Document extract ::
######
Love, who had been throwing to receiver Romeo Doubs at Steve Calhoun’s Armed and Dangerous training center in Anaheim, Calif., has started working out with star running back Aaron Jones, as well. Jones posted a video to his Instagram.

Love is doing what he can to put himself in the best possible position to replace Aaron Rodgers. While coach Matt LaFleur talked of “temper(ing) our expectations,” the bar will be incredibly high as Love follows in the footsteps of Rodgers and Brett Favre, who won a combined seven MVP awards.

“I just think it’s going to be a progression,” LaFleur said on Tuesday at the NFL owners meetings in Phoenix. “Certainly, I think we’re fooling ourselves if we think he’s going to go out there and perform at a level to the likes of an Aaron Rodgers. This guy is a once-in-a-lifetime, generational talent, and I don’t think it necessarily started that way when he first started. But he progressed into that.

“Like I said, it’s going to be a progression and, hopefully, we can surround him with enough people to help him perform at the best of his ability. And then we’ve got to do a great job as a coaching staff.”

Assuming Rodgers is traded to the New York Jets, Love will be stepping into the starting lineup following a promising 2022 season that included a sharp 6-of-9 showing in relief of an injured Rodgers at Philadelphia in November.
######
Records supplied ::
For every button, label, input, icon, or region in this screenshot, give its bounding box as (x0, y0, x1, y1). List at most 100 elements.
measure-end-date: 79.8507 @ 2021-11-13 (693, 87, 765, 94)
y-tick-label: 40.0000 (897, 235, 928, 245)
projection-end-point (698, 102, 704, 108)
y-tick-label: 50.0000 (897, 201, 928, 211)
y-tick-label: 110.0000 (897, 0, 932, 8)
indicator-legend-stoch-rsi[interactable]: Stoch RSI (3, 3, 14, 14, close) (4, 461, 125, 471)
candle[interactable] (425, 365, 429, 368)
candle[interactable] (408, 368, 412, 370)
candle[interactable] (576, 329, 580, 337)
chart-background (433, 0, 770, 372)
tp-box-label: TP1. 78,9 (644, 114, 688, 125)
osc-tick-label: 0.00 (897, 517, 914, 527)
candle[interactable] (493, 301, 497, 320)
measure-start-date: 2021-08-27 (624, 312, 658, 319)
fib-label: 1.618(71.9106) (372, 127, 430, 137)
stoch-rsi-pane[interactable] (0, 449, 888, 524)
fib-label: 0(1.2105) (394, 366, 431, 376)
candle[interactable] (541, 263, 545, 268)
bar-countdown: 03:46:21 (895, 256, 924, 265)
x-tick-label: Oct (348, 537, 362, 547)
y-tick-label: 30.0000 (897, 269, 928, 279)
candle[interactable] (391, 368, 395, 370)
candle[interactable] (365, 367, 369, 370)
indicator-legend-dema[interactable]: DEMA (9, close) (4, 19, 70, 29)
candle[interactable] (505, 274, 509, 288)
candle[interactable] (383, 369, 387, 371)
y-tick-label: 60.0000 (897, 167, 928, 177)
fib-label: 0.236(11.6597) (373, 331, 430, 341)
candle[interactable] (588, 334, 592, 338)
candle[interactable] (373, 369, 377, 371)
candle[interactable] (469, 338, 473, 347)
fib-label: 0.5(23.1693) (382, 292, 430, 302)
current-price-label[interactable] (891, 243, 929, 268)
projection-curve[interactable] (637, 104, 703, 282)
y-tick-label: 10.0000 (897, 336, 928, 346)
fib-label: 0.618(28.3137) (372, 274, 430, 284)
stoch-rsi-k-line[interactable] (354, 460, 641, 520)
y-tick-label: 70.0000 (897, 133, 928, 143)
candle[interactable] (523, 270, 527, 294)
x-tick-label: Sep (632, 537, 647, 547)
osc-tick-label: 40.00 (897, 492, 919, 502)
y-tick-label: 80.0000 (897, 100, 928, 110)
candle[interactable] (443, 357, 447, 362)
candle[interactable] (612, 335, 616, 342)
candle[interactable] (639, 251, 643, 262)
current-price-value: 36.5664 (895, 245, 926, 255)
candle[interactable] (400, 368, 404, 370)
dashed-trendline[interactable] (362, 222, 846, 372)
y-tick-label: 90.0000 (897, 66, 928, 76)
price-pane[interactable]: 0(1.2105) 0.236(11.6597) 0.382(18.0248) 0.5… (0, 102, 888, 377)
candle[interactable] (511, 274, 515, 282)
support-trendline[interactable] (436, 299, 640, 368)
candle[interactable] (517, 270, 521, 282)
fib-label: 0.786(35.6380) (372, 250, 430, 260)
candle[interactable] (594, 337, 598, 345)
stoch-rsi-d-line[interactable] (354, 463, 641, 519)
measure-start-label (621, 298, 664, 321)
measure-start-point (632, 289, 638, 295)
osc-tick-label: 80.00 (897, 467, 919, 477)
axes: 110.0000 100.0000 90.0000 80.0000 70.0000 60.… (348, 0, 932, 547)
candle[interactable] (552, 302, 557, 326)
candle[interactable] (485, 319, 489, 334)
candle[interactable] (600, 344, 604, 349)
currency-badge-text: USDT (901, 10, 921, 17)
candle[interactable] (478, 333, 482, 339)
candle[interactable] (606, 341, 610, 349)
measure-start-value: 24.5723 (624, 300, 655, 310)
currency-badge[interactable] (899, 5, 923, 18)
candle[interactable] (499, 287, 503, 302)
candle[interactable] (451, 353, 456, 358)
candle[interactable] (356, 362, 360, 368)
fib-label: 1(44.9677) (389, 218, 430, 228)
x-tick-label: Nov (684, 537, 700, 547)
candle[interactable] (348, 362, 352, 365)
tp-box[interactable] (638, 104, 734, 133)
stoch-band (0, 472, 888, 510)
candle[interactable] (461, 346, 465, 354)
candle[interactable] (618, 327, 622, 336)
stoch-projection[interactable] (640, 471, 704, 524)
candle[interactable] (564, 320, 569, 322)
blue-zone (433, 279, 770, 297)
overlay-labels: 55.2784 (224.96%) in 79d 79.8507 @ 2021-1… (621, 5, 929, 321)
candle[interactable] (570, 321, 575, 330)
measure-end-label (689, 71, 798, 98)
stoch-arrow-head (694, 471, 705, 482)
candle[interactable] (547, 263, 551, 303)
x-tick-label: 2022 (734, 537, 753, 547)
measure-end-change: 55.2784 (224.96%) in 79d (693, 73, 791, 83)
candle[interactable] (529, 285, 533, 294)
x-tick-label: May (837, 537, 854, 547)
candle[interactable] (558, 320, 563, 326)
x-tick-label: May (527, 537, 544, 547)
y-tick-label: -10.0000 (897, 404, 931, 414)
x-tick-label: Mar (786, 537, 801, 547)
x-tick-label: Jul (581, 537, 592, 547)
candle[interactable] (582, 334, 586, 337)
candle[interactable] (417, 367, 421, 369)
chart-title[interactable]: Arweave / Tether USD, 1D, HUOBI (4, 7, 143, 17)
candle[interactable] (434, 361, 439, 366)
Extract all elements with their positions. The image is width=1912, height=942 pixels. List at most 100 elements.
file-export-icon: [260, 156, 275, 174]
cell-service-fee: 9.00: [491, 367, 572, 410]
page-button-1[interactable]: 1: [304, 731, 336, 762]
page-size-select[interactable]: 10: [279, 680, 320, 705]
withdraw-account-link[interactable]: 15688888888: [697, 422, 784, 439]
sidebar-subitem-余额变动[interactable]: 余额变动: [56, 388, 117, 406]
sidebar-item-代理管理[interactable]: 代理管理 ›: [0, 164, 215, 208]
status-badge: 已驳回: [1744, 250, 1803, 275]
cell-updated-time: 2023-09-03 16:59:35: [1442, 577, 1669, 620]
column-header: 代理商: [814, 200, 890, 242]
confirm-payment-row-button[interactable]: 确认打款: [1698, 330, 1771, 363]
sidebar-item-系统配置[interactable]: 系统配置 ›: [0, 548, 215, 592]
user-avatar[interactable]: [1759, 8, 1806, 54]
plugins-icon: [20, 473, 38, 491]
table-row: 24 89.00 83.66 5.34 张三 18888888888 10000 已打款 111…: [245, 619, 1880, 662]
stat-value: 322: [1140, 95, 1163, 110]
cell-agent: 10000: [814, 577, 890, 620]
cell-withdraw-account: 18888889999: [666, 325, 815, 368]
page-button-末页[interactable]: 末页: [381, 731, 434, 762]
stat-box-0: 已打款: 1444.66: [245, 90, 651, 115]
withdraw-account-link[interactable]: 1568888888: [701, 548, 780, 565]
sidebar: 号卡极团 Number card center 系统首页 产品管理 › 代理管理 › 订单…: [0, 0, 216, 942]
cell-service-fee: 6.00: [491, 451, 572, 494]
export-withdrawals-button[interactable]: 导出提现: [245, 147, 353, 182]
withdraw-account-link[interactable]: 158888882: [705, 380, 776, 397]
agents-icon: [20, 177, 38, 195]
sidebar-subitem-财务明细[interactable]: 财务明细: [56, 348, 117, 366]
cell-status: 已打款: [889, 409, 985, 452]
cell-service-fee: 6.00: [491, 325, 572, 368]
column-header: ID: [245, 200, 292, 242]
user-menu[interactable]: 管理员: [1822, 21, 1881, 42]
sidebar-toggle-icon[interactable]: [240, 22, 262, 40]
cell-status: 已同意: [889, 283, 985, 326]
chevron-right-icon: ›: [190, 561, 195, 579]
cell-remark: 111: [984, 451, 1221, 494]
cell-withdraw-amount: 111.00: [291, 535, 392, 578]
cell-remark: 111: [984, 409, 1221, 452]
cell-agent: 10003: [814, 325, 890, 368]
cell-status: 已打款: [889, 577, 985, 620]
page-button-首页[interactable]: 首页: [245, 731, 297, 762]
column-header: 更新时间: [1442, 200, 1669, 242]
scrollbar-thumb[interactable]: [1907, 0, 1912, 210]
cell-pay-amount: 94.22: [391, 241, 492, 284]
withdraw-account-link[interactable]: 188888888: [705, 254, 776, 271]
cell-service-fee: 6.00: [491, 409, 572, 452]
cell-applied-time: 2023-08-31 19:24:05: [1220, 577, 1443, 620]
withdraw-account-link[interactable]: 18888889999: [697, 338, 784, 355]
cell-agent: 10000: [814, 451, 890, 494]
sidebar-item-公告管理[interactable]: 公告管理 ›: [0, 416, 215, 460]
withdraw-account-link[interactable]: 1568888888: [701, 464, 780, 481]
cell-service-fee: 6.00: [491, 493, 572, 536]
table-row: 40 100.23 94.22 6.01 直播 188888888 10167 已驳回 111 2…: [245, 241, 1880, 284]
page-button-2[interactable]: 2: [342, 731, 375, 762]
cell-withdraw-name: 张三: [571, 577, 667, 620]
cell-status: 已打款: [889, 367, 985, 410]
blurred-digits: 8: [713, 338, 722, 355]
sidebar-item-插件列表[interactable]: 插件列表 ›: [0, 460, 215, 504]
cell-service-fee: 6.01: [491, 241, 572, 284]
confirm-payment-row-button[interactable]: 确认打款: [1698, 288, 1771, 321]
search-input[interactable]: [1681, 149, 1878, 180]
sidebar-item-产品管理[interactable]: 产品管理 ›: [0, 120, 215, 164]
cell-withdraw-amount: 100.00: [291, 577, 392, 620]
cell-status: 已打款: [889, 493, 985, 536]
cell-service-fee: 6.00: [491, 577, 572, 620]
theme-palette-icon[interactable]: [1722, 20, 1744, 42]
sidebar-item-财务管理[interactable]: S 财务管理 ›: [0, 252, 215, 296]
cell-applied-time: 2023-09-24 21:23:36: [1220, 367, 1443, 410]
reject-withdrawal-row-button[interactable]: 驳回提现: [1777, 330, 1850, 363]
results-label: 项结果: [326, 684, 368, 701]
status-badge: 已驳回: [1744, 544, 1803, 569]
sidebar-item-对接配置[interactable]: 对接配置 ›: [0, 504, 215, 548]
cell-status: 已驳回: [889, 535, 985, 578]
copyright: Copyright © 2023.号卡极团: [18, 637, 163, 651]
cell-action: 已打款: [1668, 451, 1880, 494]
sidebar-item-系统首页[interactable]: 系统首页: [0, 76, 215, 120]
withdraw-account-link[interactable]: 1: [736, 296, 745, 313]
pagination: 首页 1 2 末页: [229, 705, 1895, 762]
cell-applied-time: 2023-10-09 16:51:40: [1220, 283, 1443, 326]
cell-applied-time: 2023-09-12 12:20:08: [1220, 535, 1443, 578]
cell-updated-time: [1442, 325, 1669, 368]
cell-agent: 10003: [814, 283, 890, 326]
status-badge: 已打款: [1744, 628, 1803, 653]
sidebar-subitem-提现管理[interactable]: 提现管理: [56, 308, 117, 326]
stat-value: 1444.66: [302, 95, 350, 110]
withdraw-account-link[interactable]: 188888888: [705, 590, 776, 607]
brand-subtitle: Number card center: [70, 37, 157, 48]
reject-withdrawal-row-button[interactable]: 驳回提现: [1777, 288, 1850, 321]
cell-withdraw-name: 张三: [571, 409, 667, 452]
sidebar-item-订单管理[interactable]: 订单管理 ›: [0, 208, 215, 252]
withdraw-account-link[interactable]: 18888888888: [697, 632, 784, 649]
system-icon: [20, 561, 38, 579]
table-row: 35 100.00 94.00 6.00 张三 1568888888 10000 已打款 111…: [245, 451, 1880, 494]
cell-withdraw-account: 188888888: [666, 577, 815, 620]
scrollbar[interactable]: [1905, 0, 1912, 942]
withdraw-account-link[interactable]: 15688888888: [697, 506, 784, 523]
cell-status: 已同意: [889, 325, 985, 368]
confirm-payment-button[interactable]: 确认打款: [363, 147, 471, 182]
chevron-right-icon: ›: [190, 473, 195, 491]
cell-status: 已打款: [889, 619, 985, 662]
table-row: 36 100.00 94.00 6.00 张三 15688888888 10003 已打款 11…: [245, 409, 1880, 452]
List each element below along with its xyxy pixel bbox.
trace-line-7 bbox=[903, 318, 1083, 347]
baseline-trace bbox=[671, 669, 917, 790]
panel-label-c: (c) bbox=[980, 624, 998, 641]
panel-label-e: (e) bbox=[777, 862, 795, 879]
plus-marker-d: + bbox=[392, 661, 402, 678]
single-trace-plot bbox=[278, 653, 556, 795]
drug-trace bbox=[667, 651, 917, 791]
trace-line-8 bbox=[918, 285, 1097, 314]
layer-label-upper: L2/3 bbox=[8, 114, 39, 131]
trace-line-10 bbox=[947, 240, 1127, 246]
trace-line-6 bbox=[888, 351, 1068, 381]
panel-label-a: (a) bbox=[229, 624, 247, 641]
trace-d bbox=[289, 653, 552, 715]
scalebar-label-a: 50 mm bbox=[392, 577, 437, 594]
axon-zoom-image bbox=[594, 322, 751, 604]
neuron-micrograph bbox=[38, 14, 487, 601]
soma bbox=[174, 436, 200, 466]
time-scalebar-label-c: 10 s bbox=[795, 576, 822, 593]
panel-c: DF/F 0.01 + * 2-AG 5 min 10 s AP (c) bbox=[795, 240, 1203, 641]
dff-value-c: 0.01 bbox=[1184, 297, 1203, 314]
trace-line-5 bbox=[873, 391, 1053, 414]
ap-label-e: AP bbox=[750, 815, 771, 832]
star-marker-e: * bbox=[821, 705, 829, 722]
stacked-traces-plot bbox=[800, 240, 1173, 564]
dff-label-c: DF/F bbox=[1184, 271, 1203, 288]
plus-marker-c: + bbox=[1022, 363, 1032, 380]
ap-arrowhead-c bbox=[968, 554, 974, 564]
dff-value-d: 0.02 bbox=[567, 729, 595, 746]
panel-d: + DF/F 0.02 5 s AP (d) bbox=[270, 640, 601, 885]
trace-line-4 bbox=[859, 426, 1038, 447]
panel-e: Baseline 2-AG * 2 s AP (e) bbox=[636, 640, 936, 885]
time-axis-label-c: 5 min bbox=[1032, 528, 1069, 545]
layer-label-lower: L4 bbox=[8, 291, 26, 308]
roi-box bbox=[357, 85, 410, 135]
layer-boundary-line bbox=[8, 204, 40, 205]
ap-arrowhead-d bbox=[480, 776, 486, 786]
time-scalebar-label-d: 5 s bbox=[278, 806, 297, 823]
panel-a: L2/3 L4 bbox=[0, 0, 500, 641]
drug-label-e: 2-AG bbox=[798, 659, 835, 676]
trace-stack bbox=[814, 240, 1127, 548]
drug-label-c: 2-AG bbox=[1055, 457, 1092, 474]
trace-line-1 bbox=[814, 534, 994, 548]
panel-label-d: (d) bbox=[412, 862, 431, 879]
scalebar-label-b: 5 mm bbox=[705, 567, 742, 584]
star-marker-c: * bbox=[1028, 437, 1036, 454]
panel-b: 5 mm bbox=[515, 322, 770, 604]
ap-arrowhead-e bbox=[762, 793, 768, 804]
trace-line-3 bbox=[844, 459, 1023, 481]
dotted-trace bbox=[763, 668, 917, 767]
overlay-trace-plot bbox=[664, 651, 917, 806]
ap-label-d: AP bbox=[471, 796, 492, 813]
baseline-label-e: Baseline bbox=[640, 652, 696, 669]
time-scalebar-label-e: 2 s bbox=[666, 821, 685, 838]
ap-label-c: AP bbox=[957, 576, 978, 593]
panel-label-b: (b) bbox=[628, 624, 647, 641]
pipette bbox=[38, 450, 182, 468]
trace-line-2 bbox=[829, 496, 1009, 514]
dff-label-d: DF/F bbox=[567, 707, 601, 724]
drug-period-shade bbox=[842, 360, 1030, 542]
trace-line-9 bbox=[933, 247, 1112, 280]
######
Problems ::
(1) Rewrite the records as a numbered list, starting from the first line of the records and ending with the line containing "indicator-legend-stoch-rsi[interactable]: Stoch RSI", both included, with any blank lines omitted.
(2) Extend the passage about Love succeeding Rodgers as Green Bay's quarterback, continuing after its last sentence.
The records are unrelated to the text.

Outputs by task ::
(1)
1. For every button, label, input, icon, or region in this screenshot, give its bounding box as (x0, y0, x1, y1). List at most 100 elements.
2. measure-end-date: 79.8507 @ 2021-11-13 (693, 87, 765, 94)
3. y-tick-label: 40.0000 (897, 235, 928, 245)
4. projection-end-point (698, 102, 704, 108)
5. y-tick-label: 50.0000 (897, 201, 928, 211)
6. y-tick-label: 110.0000 (897, 0, 932, 8)
7. indicator-legend-stoch-rsi[interactable]: Stoch RSI (3, 3, 14, 14, close) (4, 461, 125, 471)

(2)
“I’ve seen him do that many, many times over the years where he would just come out and he’s really locked in,” Calhoun said recently. “He’s understanding all the details that I want him to do, so he’s gotten comfortable with the footwork and the throwing mechanics that I’ve been hammering on year by year by year.

“To see him do it against the Philadelphia Eagles and they were having an unbelievable season and they were really good on defense, to see him throw the ball like that and have that confidence, I was really excited for him. Really happy for him.”

The Packers will gather in Green Bay for the start of the offseason program on April 17. The first of nine organized team activities – shorts-and-helmets practices – spread over three weeks will be held on May 22. The only mandatory part of the offseason, minicamp, will be conducted June 13 through June 15.

Jordan Love and Aaron Jones embrace before the start of OTAs in May 2022. (Photo by Mark Hoffman/USA Today Sports Images)
Jordan Love and Aaron Jones embrace before the start of OTAs in May 2022. (Photo by Mark Hoffman/USA Today Sports Images)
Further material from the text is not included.